Task brief -> Restate all of the data exactly.

Provided data ->
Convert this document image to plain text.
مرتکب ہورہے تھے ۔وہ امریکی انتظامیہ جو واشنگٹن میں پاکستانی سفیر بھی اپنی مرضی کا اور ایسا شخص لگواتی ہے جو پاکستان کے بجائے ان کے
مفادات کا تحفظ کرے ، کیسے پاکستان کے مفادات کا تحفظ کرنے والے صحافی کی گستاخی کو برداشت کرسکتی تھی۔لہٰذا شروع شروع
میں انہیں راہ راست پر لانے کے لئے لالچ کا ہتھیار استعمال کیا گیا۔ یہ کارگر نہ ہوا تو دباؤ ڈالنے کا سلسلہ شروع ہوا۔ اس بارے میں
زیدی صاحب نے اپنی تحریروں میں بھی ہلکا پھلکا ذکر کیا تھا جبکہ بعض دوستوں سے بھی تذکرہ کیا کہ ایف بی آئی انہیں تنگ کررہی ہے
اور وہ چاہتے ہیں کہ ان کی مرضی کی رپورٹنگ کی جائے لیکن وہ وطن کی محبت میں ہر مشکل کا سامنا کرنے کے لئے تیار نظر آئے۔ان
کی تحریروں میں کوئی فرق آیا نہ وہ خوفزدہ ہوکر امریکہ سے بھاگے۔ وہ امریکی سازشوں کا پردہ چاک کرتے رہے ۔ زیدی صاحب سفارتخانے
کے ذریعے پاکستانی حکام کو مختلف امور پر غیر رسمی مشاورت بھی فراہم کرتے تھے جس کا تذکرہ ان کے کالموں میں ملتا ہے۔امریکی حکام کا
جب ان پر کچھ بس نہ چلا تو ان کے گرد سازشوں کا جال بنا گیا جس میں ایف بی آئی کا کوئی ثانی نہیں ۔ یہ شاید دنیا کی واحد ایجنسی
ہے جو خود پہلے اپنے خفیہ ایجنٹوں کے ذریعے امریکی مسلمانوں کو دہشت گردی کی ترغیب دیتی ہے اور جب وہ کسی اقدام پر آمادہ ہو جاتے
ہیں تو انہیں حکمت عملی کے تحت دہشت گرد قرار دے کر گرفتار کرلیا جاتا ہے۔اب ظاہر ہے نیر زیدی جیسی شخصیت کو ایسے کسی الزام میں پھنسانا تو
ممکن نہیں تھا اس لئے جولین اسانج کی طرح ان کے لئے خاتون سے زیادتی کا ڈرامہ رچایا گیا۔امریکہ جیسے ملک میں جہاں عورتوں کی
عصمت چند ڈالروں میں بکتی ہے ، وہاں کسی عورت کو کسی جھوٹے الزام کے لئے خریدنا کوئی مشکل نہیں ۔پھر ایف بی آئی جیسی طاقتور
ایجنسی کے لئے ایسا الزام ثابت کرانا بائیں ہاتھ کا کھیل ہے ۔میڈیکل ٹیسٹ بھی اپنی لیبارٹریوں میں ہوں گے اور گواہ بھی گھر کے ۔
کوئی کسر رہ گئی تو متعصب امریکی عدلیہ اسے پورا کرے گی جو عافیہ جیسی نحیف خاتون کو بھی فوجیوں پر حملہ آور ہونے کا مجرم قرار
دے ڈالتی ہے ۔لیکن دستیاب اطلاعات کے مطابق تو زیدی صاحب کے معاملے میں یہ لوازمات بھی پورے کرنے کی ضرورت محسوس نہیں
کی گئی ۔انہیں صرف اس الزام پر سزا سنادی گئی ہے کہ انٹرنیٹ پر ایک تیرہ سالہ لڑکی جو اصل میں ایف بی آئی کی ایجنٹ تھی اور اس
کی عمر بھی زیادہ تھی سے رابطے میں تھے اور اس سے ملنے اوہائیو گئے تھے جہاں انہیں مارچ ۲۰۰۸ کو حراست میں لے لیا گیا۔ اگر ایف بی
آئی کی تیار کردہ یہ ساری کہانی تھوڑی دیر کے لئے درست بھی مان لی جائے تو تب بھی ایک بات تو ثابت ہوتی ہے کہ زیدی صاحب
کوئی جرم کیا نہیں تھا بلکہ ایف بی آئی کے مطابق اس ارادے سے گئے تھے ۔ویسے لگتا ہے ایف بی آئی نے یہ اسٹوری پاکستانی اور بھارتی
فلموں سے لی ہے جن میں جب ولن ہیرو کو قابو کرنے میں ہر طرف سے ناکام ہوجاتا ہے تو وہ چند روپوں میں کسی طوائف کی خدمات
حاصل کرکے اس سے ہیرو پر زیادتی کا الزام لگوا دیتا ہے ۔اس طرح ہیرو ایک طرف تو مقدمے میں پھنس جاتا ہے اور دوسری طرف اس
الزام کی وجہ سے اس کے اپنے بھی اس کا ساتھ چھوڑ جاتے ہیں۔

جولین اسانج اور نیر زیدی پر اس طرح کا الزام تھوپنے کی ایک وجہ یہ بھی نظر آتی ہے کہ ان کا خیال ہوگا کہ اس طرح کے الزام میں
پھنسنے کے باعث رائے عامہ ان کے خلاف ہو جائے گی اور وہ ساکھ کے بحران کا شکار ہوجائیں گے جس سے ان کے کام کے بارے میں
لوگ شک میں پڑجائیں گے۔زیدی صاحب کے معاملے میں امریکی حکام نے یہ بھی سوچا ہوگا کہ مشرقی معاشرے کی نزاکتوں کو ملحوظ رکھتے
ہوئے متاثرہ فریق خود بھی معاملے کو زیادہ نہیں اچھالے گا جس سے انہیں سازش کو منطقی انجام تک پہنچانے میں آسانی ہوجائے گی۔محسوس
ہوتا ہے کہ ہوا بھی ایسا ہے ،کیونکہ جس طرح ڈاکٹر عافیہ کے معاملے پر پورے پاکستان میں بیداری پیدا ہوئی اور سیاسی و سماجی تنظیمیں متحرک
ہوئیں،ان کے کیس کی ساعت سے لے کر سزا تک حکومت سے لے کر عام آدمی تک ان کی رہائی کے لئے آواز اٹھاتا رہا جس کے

Written answer ->
Convert this document image to plain text.
مرتکب ہورہے تھے ۔وہ امریکی انتظامیہ جو واشنگٹن میں پاکستانی سفیر بھی اپنی مرضی کا اور ایسا شخص لگواتی ہے جو پاکستان کے بجائے ان کے
مفادات کا تحفظ کرے ، کیسے پاکستان کے مفادات کا تحفظ کرنے والے صحافی کی گستاخی کو برداشت کرسکتی تھی۔لہٰذا شروع شروع
میں انہیں راہ راست پر لانے کے لئے لالچ کا ہتھیار استعمال کیا گیا۔ یہ کارگر نہ ہوا تو دباؤ ڈالنے کا سلسلہ شروع ہوا۔ اس بارے میں
زیدی صاحب نے اپنی تحریروں میں بھی ہلکا پھلکا ذکر کیا تھا جبکہ بعض دوستوں سے بھی تذکرہ کیا کہ ایف بی آئی انہیں تنگ کررہی ہے
اور وہ چاہتے ہیں کہ ان کی مرضی کی رپورٹنگ کی جائے لیکن وہ وطن کی محبت میں ہر مشکل کا سامنا کرنے کے لئے تیار نظر آئے۔ان
کی تحریروں میں کوئی فرق آیا نہ وہ خوفزدہ ہوکر امریکہ سے بھاگے۔ وہ امریکی سازشوں کا پردہ چاک کرتے رہے ۔ زیدی صاحب سفارتخانے
کے ذریعے پاکستانی حکام کو مختلف امور پر غیر رسمی مشاورت بھی فراہم کرتے تھے جس کا تذکرہ ان کے کالموں میں ملتا ہے۔امریکی حکام کا
جب ان پر کچھ بس نہ چلا تو ان کے گرد سازشوں کا جال بنا گیا جس میں ایف بی آئی کا کوئی ثانی نہیں ۔ یہ شاید دنیا کی واحد ایجنسی
ہے جو خود پہلے اپنے خفیہ ایجنٹوں کے ذریعے امریکی مسلمانوں کو دہشت گردی کی ترغیب دیتی ہے اور جب وہ کسی اقدام پر آمادہ ہو جاتے
ہیں تو انہیں حکمت عملی کے تحت دہشت گرد قرار دے کر گرفتار کرلیا جاتا ہے۔اب ظاہر ہے نیر زیدی جیسی شخصیت کو ایسے کسی الزام میں پھنسانا تو
ممکن نہیں تھا اس لئے جولین اسانج کی طرح ان کے لئے خاتون سے زیادتی کا ڈرامہ رچایا گیا۔امریکہ جیسے ملک میں جہاں عورتوں کی
عصمت چند ڈالروں میں بکتی ہے ، وہاں کسی عورت کو کسی جھوٹے الزام کے لئے خریدنا کوئی مشکل نہیں ۔پھر ایف بی آئی جیسی طاقتور
ایجنسی کے لئے ایسا الزام ثابت کرانا بائیں ہاتھ کا کھیل ہے ۔میڈیکل ٹیسٹ بھی اپنی لیبارٹریوں میں ہوں گے اور گواہ بھی گھر کے ۔
کوئی کسر رہ گئی تو متعصب امریکی عدلیہ اسے پورا کرے گی جو عافیہ جیسی نحیف خاتون کو بھی فوجیوں پر حملہ آور ہونے کا مجرم قرار
دے ڈالتی ہے ۔لیکن دستیاب اطلاعات کے مطابق تو زیدی صاحب کے معاملے میں یہ لوازمات بھی پورے کرنے کی ضرورت محسوس نہیں
کی گئی ۔انہیں صرف اس الزام پر سزا سنادی گئی ہے کہ انٹرنیٹ پر ایک تیرہ سالہ لڑکی جو اصل میں ایف بی آئی کی ایجنٹ تھی اور اس
کی عمر بھی زیادہ تھی سے رابطے میں تھے اور اس سے ملنے اوہائیو گئے تھے جہاں انہیں مارچ ۲۰۰۸ کو حراست میں لے لیا گیا۔ اگر ایف بی
آئی کی تیار کردہ یہ ساری کہانی تھوڑی دیر کے لئے درست بھی مان لی جائے تو تب بھی ایک بات تو ثابت ہوتی ہے کہ زیدی صاحب
کوئی جرم کیا نہیں تھا بلکہ ایف بی آئی کے مطابق اس ارادے سے گئے تھے ۔ویسے لگتا ہے ایف بی آئی نے یہ اسٹوری پاکستانی اور بھارتی
فلموں سے لی ہے جن میں جب ولن ہیرو کو قابو کرنے میں ہر طرف سے ناکام ہوجاتا ہے تو وہ چند روپوں میں کسی طوائف کی خدمات
حاصل کرکے اس سے ہیرو پر زیادتی کا الزام لگوا دیتا ہے ۔اس طرح ہیرو ایک طرف تو مقدمے میں پھنس جاتا ہے اور دوسری طرف اس
الزام کی وجہ سے اس کے اپنے بھی اس کا ساتھ چھوڑ جاتے ہیں۔

جولین اسانج اور نیر زیدی پر اس طرح کا الزام تھوپنے کی ایک وجہ یہ بھی نظر آتی ہے کہ ان کا خیال ہوگا کہ اس طرح کے الزام میں
پھنسنے کے باعث رائے عامہ ان کے خلاف ہو جائے گی اور وہ ساکھ کے بحران کا شکار ہوجائیں گے جس سے ان کے کام کے بارے میں
لوگ شک میں پڑجائیں گے۔زیدی صاحب کے معاملے میں امریکی حکام نے یہ بھی سوچا ہوگا کہ مشرقی معاشرے کی نزاکتوں کو ملحوظ رکھتے
ہوئے متاثرہ فریق خود بھی معاملے کو زیادہ نہیں اچھالے گا جس سے انہیں سازش کو منطقی انجام تک پہنچانے میں آسانی ہوجائے گی۔محسوس
ہوتا ہے کہ ہوا بھی ایسا ہے ،کیونکہ جس طرح ڈاکٹر عافیہ کے معاملے پر پورے پاکستان میں بیداری پیدا ہوئی اور سیاسی و سماجی تنظیمیں متحرک
ہوئیں،ان کے کیس کی ساعت سے لے کر سزا تک حکومت سے لے کر عام آدمی تک ان کی رہائی کے لئے آواز اٹھاتا رہا جس کے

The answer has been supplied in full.